OBJECTIVE –
Pick out all lines with the word "water" from the records that follow.

____ EXERCISE MATERIAL

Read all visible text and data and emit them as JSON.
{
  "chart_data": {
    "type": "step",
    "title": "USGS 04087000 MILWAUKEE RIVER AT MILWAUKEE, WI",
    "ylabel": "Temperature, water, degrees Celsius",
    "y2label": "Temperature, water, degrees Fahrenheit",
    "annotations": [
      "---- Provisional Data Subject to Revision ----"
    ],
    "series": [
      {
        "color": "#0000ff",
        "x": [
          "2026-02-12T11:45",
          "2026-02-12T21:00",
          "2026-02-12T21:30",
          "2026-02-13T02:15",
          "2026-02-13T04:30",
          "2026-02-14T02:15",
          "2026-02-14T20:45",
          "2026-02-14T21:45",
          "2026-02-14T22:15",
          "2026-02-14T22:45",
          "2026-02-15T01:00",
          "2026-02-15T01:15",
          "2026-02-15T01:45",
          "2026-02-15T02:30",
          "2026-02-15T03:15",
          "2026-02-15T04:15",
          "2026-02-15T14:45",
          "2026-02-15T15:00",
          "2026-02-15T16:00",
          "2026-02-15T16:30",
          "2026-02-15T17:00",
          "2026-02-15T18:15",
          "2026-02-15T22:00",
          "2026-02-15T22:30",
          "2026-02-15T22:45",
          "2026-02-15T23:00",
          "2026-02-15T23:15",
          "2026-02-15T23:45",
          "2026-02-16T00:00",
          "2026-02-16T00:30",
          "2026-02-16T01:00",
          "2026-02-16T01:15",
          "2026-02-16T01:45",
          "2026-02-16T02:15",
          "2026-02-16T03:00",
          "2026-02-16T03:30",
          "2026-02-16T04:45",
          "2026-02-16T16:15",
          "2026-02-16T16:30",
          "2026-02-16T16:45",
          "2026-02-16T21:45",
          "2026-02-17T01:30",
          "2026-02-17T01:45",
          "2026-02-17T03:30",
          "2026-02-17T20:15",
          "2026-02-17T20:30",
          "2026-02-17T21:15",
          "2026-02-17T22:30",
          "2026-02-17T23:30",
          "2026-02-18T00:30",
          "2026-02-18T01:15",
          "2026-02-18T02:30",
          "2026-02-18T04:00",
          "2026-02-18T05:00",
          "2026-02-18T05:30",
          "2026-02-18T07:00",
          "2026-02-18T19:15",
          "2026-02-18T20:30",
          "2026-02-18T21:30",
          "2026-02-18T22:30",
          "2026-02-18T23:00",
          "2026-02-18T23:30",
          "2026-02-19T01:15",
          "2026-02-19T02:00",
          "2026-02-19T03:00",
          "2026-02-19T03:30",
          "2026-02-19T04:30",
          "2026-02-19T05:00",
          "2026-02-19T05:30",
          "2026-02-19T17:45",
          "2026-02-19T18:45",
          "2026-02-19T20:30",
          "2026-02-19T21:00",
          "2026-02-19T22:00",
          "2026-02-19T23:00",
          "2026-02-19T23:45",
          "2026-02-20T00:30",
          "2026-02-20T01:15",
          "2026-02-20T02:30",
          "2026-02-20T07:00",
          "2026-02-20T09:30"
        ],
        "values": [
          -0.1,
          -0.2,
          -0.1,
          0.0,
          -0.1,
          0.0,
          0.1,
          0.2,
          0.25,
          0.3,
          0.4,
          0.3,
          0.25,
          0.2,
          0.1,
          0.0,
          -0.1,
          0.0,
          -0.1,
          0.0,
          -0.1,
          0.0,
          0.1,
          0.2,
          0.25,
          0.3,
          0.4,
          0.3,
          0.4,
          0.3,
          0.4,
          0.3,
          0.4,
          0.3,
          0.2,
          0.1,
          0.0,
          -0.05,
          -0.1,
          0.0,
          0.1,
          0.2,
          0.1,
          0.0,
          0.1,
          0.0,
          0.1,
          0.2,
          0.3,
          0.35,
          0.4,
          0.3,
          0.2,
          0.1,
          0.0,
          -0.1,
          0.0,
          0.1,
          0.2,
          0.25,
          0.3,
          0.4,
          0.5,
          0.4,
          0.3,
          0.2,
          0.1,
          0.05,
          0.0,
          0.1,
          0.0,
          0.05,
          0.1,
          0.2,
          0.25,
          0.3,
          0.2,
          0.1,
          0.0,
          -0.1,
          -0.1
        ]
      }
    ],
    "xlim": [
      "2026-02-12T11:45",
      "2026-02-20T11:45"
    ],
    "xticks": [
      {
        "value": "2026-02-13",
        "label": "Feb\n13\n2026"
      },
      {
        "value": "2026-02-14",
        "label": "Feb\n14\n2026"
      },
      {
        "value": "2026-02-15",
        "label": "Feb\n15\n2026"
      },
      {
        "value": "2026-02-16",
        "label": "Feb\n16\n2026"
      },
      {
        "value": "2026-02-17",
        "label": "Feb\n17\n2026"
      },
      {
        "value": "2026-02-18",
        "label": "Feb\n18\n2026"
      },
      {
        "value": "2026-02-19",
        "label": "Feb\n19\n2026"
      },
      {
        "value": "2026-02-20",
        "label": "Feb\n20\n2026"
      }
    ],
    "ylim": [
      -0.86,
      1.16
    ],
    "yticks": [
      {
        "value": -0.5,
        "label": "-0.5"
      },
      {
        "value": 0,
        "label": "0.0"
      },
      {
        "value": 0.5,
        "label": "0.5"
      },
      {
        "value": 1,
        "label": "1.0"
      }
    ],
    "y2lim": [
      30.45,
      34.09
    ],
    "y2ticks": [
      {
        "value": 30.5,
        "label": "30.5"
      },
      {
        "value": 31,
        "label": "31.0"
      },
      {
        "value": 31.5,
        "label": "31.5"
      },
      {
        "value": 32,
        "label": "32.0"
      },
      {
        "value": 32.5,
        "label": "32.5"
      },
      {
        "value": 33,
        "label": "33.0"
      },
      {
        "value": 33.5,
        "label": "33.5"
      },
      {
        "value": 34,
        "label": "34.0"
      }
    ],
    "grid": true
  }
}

________

COMPLETED EXERCISE –
    "ylabel": "Temperature, water, degrees Celsius",
    "y2label": "Temperature, water, degrees Fahrenheit",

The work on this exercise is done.